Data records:
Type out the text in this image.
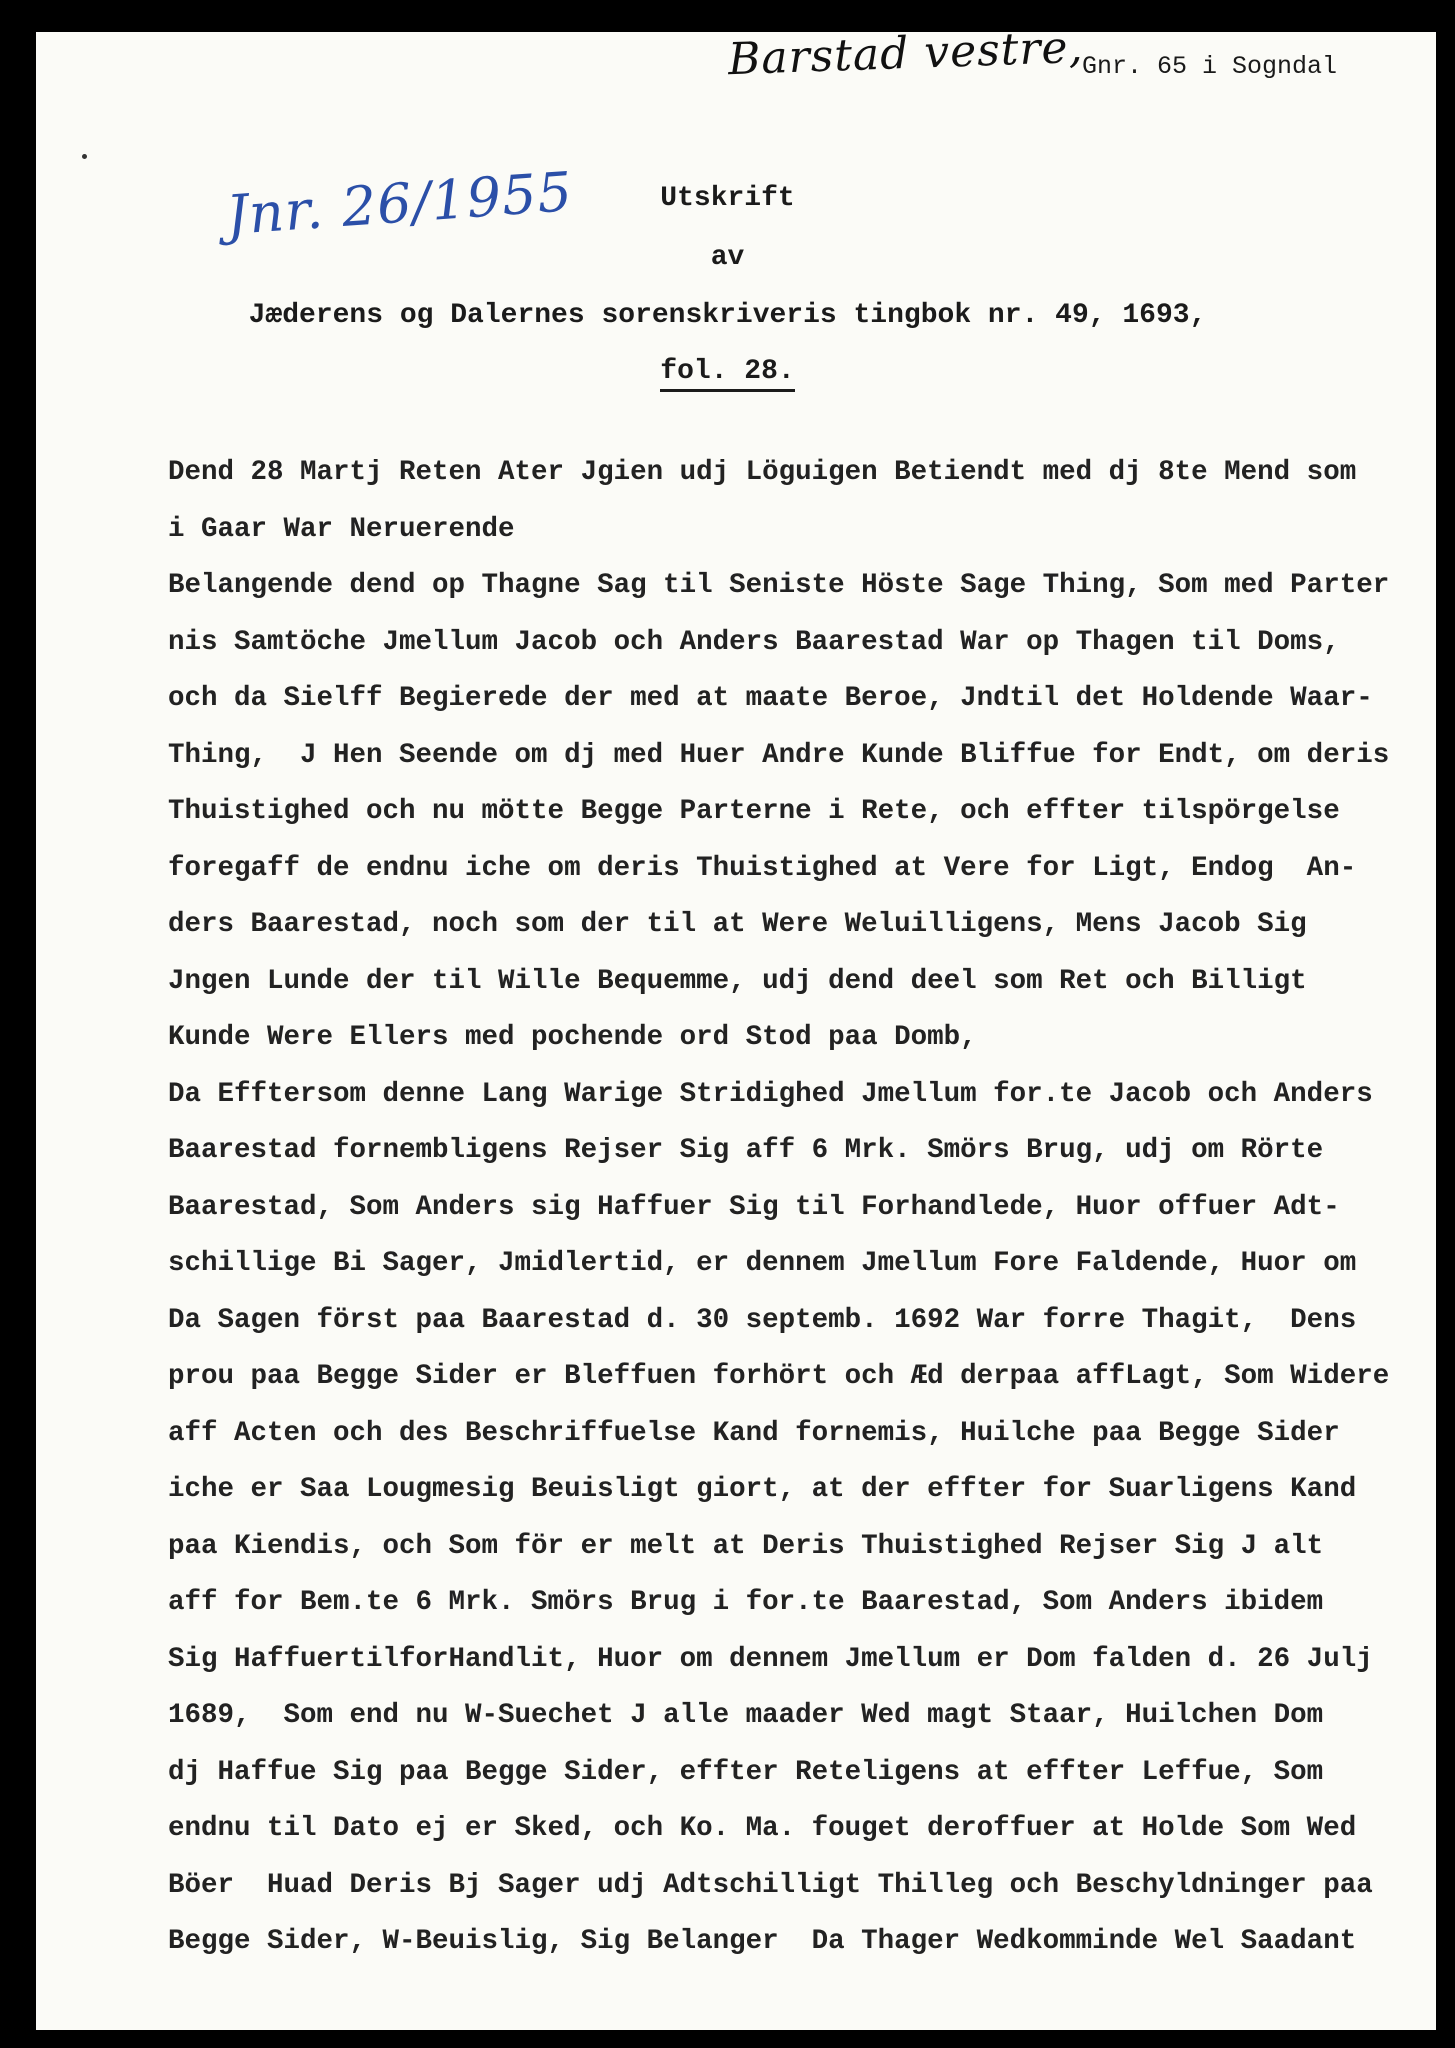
Barstad vestre,
Gnr. 65 i Sogndal
Jnr. 26/1955	Utskrift
av
Jæderens og Dalernes sorenskriveris tingbok nr. 49, 1693,
fol. 28.
Dend 28 Martj Reten Ater Jgien udj Löguigen Betiendt med dj 8te Mend som
i Gaar War Neruerende
Belangende dend op Thagne Sag til Seniste Höste Sage Thing, Som med Parter
nis Samtöche Jmellum Jacob och Anders Baarestad War op Thagen til Doms,
och da Sielff Begierede der med at maate Beroe, Jndtil det Holdende Waar-
Thing,  J Hen Seende om dj med Huer Andre Kunde Bliffue for Endt, om deris
Thuistighed och nu mötte Begge Parterne i Rete, och effter tilspörgelse
foregaff de endnu iche om deris Thuistighed at Vere for Ligt, Endog  An-
ders Baarestad, noch som der til at Were Weluilligens, Mens Jacob Sig
Jngen Lunde der til Wille Bequemme, udj dend deel som Ret och Billigt
Kunde Were Ellers med pochende ord Stod paa Domb,
Da Efftersom denne Lang Warige Stridighed Jmellum for.te Jacob och Anders
Baarestad fornembligens Rejser Sig aff 6 Mrk. Smörs Brug, udj om Rörte
Baarestad, Som Anders sig Haffuer Sig til Forhandlede, Huor offuer Adt-
schillige Bi Sager, Jmidlertid, er dennem Jmellum Fore Faldende, Huor om
Da Sagen först paa Baarestad d. 30 septemb. 1692 War forre Thagit,  Dens
prou paa Begge Sider er Bleffuen forhört och Æd derpaa affLagt, Som Widere
aff Acten och des Beschriffuelse Kand fornemis, Huilche paa Begge Sider
iche er Saa Lougmesig Beuisligt giort, at der effter for Suarligens Kand
paa Kiendis, och Som för er melt at Deris Thuistighed Rejser Sig J alt
aff for Bem.te 6 Mrk. Smörs Brug i for.te Baarestad, Som Anders ibidem
Sig HaffuertilforHandlit, Huor om dennem Jmellum er Dom falden d. 26 Julj
1689,  Som end nu W-Suechet J alle maader Wed magt Staar, Huilchen Dom
dj Haffue Sig paa Begge Sider, effter Reteligens at effter Leffue, Som
endnu til Dato ej er Sked, och Ko. Ma. fouget deroffuer at Holde Som Wed
Böer  Huad Deris Bj Sager udj Adtschilligt Thilleg och Beschyldninger paa
Begge Sider, W-Beuislig, Sig Belanger  Da Thager Wedkomminde Wel Saadant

TO BE DONE →
Your task is to repeat the data above exactly while excluding the pictures.

RESPONSE FOR THIS EXERCISE →
Type out the text in this image.
Barstad vestre,
Gnr. 65 i Sogndal
Jnr. 26/1955	Utskrift
av
Jæderens og Dalernes sorenskriveris tingbok nr. 49, 1693,
fol. 28.
Dend 28 Martj Reten Ater Jgien udj Löguigen Betiendt med dj 8te Mend som
i Gaar War Neruerende
Belangende dend op Thagne Sag til Seniste Höste Sage Thing, Som med Parter
nis Samtöche Jmellum Jacob och Anders Baarestad War op Thagen til Doms,
och da Sielff Begierede der med at maate Beroe, Jndtil det Holdende Waar-
Thing,  J Hen Seende om dj med Huer Andre Kunde Bliffue for Endt, om deris
Thuistighed och nu mötte Begge Parterne i Rete, och effter tilspörgelse
foregaff de endnu iche om deris Thuistighed at Vere for Ligt, Endog  An-
ders Baarestad, noch som der til at Were Weluilligens, Mens Jacob Sig
Jngen Lunde der til Wille Bequemme, udj dend deel som Ret och Billigt
Kunde Were Ellers med pochende ord Stod paa Domb,
Da Efftersom denne Lang Warige Stridighed Jmellum for.te Jacob och Anders
Baarestad fornembligens Rejser Sig aff 6 Mrk. Smörs Brug, udj om Rörte
Baarestad, Som Anders sig Haffuer Sig til Forhandlede, Huor offuer Adt-
schillige Bi Sager, Jmidlertid, er dennem Jmellum Fore Faldende, Huor om
Da Sagen först paa Baarestad d. 30 septemb. 1692 War forre Thagit,  Dens
prou paa Begge Sider er Bleffuen forhört och Æd derpaa affLagt, Som Widere
aff Acten och des Beschriffuelse Kand fornemis, Huilche paa Begge Sider
iche er Saa Lougmesig Beuisligt giort, at der effter for Suarligens Kand
paa Kiendis, och Som för er melt at Deris Thuistighed Rejser Sig J alt
aff for Bem.te 6 Mrk. Smörs Brug i for.te Baarestad, Som Anders ibidem
Sig HaffuertilforHandlit, Huor om dennem Jmellum er Dom falden d. 26 Julj
1689,  Som end nu W-Suechet J alle maader Wed magt Staar, Huilchen Dom
dj Haffue Sig paa Begge Sider, effter Reteligens at effter Leffue, Som
endnu til Dato ej er Sked, och Ko. Ma. fouget deroffuer at Holde Som Wed
Böer  Huad Deris Bj Sager udj Adtschilligt Thilleg och Beschyldninger paa
Begge Sider, W-Beuislig, Sig Belanger  Da Thager Wedkomminde Wel Saadant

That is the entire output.